Your tasks –
1. Set down everything in the nerve entrapment post from "I nerve testing" down to "Shocking Discovery!!! BUT..........", word for word.
2. In the nerve entrapment post, why does the writer say "you hopefully want to catch this by a manual exam"? Answer in one to three sentences.
3. Continue the nerve entrapment post from where it stops.

Exercise passage –
##############################

That is a very good question. Injections can cure this . So could alcohol sclerotic injetions if you could get to this nerve.

I nerve testing would rule out any entrapment at the tarsal tunnel area up to the areas of L4-L5 but it won't diagnosis the entrapement called baxters nerve. This is done by physical examination , history , and lack of treatment response to the problem

Re: Nerve entrapment conservative cures Re: Shocking Discovery!!! BUT..........

Donna SL on 8/05/01 at 14:32 (055552)

Donna,

You shouldn't feel like you're coming across as a know it all. If the doctor treating you isn't doing his/her job you have to take action, and get a second opionion. I was seeing a pod for over a year and a half suffering from these symptoms, and he was too ignorant to diagnose me properly. If I would have sought a second opinion sooner, I would not have suffered as long, and wouldn't have gotten so much nerve damage, from delaying treatment, because in the beginning the symptoms were intermittent. He kept telling me my symptoms were just from PF.

When I got a second opinion from a pod who listened to my symptoms, and did a manual test, and diagnosed nerve entrapment, my current treating pod still doubted it, so I saw a physiatrist who did nerve conduction tests which were positive, and confirmed the diagnosis.

Entrapment doen't always show on on NCV testing unless the entrapment is pretty advanced, and there is some demyelination of the nerves, so you hopefully want to catch this by a manual exam, before it gets to this point, and start conservative treatment.

In my case both the lateral plantar nerve, and also the first branch (AKA as the inferior calcaneal nerve, or baxters nerve) did show up positve on testing. You should go to someone knowledgeable about testing all the nerves in the foot, not only the above to rule out TTS, or polyneuropathy. They should also check for radiculopathy, but most of the time the problems in your feet are due to local inflammation even if you have some back problems. I was still told I had a form of TTS even though the other nerves tested negative.

I am getting better WITHOUT surgery, and I had a pretty advanced case. Most of the cure has been from ART to free up the adhesions pressing on the nerves. Acupuncture done by my physiatrist also has helped in reducing inflammation. Meds like Vioxx will also take down further inflammation. Even icing the medial side of the heel, and ankle helps as I mentioned in the other post.

##############################

Record extracts –
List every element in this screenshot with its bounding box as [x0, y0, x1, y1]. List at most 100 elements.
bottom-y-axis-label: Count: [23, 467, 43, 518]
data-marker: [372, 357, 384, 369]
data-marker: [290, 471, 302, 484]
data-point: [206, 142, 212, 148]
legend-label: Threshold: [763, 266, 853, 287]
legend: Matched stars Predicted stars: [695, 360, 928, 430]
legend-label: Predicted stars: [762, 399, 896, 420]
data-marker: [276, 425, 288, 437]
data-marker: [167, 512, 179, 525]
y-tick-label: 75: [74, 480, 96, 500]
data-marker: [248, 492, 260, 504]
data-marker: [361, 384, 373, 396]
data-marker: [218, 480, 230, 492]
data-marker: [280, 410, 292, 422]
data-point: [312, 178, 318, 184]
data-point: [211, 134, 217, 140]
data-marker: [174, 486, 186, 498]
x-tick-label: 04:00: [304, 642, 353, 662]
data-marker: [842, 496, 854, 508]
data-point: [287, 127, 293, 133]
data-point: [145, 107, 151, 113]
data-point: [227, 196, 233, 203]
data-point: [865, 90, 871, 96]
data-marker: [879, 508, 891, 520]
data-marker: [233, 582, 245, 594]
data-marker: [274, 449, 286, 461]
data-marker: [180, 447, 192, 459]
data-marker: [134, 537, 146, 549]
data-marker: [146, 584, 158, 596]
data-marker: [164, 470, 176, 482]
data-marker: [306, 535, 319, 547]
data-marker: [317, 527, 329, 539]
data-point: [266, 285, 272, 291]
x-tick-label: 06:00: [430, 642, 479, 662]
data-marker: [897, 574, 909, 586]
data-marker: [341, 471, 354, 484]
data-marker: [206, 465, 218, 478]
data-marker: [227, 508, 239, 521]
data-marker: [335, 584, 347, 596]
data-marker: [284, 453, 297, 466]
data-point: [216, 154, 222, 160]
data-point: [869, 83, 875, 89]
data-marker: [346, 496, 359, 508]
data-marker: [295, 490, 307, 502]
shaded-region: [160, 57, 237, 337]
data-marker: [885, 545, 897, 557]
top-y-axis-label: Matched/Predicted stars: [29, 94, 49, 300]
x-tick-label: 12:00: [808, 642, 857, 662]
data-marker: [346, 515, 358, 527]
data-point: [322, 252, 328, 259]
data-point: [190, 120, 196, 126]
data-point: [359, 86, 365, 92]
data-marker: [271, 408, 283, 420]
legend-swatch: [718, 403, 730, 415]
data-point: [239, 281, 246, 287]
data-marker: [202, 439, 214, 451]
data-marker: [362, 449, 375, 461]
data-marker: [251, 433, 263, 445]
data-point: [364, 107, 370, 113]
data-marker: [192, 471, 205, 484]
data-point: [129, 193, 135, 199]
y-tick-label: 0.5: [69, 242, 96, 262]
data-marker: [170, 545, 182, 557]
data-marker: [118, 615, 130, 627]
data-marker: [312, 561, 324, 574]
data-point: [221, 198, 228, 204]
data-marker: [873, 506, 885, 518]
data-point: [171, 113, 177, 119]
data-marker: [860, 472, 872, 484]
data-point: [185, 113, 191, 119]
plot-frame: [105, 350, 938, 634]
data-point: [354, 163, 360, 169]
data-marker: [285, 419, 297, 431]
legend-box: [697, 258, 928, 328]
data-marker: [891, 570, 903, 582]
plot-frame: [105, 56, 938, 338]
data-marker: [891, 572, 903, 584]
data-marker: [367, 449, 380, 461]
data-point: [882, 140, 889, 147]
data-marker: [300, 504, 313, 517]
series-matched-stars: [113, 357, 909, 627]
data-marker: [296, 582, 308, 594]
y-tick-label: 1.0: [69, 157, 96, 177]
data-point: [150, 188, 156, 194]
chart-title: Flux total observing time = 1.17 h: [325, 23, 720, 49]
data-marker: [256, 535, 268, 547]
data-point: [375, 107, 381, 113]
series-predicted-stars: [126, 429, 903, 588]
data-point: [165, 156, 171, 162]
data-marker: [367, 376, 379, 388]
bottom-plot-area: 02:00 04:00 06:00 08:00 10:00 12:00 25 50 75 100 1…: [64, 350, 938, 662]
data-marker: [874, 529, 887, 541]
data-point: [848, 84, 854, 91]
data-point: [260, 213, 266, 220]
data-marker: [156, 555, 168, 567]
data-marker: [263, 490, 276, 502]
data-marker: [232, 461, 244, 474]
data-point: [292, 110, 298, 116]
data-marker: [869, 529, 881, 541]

##############################

Task-by-task answers –
1.
I nerve testing would rule out any entrapment at the tarsal tunnel area up to the areas of L4-L5 but it won't diagnosis the entrapement called baxters nerve. This is done by physical examination , history , and lack of treatment response to the problem

Re: Nerve entrapment conservative cures Re: Shocking Discovery!!! BUT..........

2. Entrapment doesn't always show up on NCV testing unless it is fairly advanced and there is some demyelination of the nerves. A manual exam can catch it before it reaches that point, so conservative treatment can begin.

3.
I recently started taking a very small doses of neurontin, which seems to have removed some remaining bits of burning that I had on occassion, because my nerves had been damaged from compression, and it can take up to a year for them to heal. Also it also calms down the overly sensitive nerves that have been over-firing for so long. If you have not tried neurontin, I would highly recommend it. There's also another drug called Nortriptyline that's suppossed to be even better, but it can cause water retetention. I read cortisone shots are sometimes used, but was advised against this from my treating doctors, because they said cortisone can cause destroy tissue. I have not needed them so far. I do have one stubborn bit in my right fascia due to PF, that's greatly improved, but still giving me some trouble at times. If in the future that still remains, I may consider cortisone, or EWST, but it appears as if the nerve problems have been reduced to close to 90% so far.

You really need to take a multi-care conservative approach to this. Surgery should rarely be needed, and should be avoided unless absolutely necessary.

P.S. I can move all my toes now like in the picture which was impossible back in April.

Donna

Re: Shocking Discovery!!! BUT..........

Julie on 8/05/01 at 15:30 (055555)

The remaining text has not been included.